USA:  Digging a grave for capital punishment? - State moratoriums have some in the U.S. predicting the end is near

They killed Lynda Block yesterday. The state of Alabama strapped her into Yellow Mama, as the chair is called, and poured 2,200 volts of electricity through her until a doctor pronounced her well and truly dead.

 The day before, the Governor of Maryland had put a temporary halt to executions in his state, joining what many believe is a swelling tide of government restraint that could see the death penalty eliminated in the United States, not in one grand gesture, but state by state, act by humanitarian act.

 "It's much more than a blip," Dennis Elliott of the National Coalition to Abolish the Death Penalty said in an interview yesterday. "The entire terrain on which the debate is being waged has shifted. Now the death-penalty proponents have to defend a system that is irreparably broken.

 "For the 1st time in a quarter of a century their backs are against the wall, and we have the momentum."

 But supporters of the death penalty say capital punishment is alive and well in the United States. And two economists have produced a report that maintains homicide rates actually increase when death-penalty moratoriums are imposed.

 Ms. Block, 53, was the 1st woman put to death in Alabama since 1957.

 She was impassive as death approached, officials said. "She never displayed any emotion," said Mike Haley, commissioner of the Alabama Department of Corrections. "She seemed very sombre, somewhat stoic."

 (9 years ago, Ms. Block and her common-law husband murdered a police officer during an identity check in a Wal-Mart parking lot. Her husband, too, is on death row. The 2 believed most of the U.S. government is illegitimate.)

 Earlier this week, in Pennsylvania, Thomas Kimbell became the 101st person to be exonerated since the death penalty was reinstated in 1976. A jury found him innocent when evidence that had been excluded at his 1st trial was presented at his 2nd. He had been on death row for 4 years.

 "With each troubling case, it is becoming increasingly clear that our system of capital punishment is so seriously broken that all executions should be stopped," said Richard Dieter, executive director of the Death Penalty Information Center.

 Illinois was the 1st state to call a temporary halt to the death penalty. Illinois Governor George Ryan imposed the 1st moratorium 2 years ago, on the grounds that too many people convicted of murder had later been found innocent, in some cases because of DNA testing. In Maryland's case, Governor Parris Glendening cited evidence of racial bias in awarding the death penalty.

++++

→ **WHAT TO WORK ON**
Carry on the article about state death-penalty moratoriums from its final sentence onward.

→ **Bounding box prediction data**
++++

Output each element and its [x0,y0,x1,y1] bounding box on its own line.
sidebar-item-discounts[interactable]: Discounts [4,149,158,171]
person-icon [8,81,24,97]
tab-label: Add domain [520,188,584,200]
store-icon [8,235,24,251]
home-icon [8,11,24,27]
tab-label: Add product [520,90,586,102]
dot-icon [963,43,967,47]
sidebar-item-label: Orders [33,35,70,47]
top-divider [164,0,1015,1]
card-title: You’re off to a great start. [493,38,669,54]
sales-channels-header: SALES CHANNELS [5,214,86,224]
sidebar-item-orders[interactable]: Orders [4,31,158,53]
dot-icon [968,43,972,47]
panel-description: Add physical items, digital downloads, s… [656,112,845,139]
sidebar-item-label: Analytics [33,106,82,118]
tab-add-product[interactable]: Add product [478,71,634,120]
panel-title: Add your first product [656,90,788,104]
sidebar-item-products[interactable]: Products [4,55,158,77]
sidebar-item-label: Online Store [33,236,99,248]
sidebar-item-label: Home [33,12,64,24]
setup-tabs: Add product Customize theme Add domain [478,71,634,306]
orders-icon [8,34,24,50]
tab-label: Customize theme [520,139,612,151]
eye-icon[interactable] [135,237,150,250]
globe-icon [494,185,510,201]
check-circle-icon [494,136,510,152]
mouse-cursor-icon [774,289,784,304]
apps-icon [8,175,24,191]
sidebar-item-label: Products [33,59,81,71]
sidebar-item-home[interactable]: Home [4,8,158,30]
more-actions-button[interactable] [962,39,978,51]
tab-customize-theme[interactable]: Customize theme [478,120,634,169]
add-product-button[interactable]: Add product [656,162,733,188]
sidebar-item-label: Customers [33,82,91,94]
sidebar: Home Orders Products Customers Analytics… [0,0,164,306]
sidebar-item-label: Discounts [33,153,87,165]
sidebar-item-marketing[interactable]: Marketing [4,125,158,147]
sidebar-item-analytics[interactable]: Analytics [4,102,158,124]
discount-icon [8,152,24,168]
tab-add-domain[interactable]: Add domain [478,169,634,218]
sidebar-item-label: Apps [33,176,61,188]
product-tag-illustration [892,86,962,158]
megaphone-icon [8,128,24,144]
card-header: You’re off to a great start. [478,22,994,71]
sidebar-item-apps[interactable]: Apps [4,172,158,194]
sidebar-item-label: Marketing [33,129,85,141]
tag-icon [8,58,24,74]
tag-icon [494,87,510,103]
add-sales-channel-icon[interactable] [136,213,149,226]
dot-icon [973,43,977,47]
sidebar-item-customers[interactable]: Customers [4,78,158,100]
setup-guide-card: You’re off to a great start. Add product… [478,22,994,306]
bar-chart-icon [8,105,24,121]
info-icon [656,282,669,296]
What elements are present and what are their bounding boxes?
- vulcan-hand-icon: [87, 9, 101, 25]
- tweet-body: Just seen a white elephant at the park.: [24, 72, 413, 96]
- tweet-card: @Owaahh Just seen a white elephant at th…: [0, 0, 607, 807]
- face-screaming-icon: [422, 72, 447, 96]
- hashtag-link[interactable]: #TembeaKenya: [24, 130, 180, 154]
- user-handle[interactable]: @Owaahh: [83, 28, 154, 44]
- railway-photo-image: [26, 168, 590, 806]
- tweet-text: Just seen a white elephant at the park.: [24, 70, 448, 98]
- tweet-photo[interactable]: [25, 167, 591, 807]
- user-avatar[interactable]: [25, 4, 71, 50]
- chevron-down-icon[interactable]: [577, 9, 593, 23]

++++

→ **ANSWER TO THIS EXERCISE**
 The U.S. Supreme Court is considering several cases that opponents of the death penalty say could eliminate about 1/3 of the 3,700 people on death row. The court must decide whether mentally disabled people should be executed and whether judges should continue to have the right to impose the death penalty when a jury has recommended a life sentence. Besides Maryland and Illinois, 8 of the 38 states that practise capital punishment have at least considered the possibility of imposing a moratorium. And there are bills before both the House of Representatives and the Senate to eliminate it entirely, although it is legally doubtful that Congress has the constitutional authority to do so. Moratoriums might be a dangerous mistake, warn Roberto Marchesini and Dale Cloninger, economics professors at University of Houston, Clear Lake.

 They studied homicide rates before, during and after a death-penalty moratorium that was imposed by the courts in Texas for one year in 1996. The authors reported that the number of homicides increased over what should have been expected while the moratorium was in place, and returned to expected levels once it was reimposed.

 "Politicians contemplating moratoriums may wish to consider the possibility that a seemingly innocuous moratorium on executions could very well come at a heavy cost," they concluded.

 And although opposition to the death penalty is increasing, a large majority in the United States continues to support executions. A 2001 Gallup Poll revealed that 68 % of Americans supported capital punishment.

 Mr. Elliott said there is little chance that the Supreme Court will strike down the death penalty in the foreseeable future, or that President George W. Bush or his successor will impose a national moratorium.

 "The way the death penalty is going to be struck down in the United States is state by state, legislature by legislature, through local organizing," he said.

 Ms. Block may be the last person executed by Yellow Mama. Alabama is one of only two states that still practises electrocution, and the state legislature passed a law recently giving those about to be executed the choice of receiving a lethal injection if they prefer.

Death by numbers

No. of executions in the United States:

in 1989: 16

in 1999: 98

in 2001: 66

States with highest execution rates (per capita):

1. Delaware

2. Oklahoma

3. Texas

4. Virginia

5. Missouri

States without the death penalty:

Alaska, Hawaii, Iowa, Maine, Massachusets, Michigan, Minnesota, North Dakota, Rhode Island, Vermont, West Virginia. Also: District of Columbia No. of states that authorize death by:

Injection: 37

Electrocution: 10 (required in Nebraska)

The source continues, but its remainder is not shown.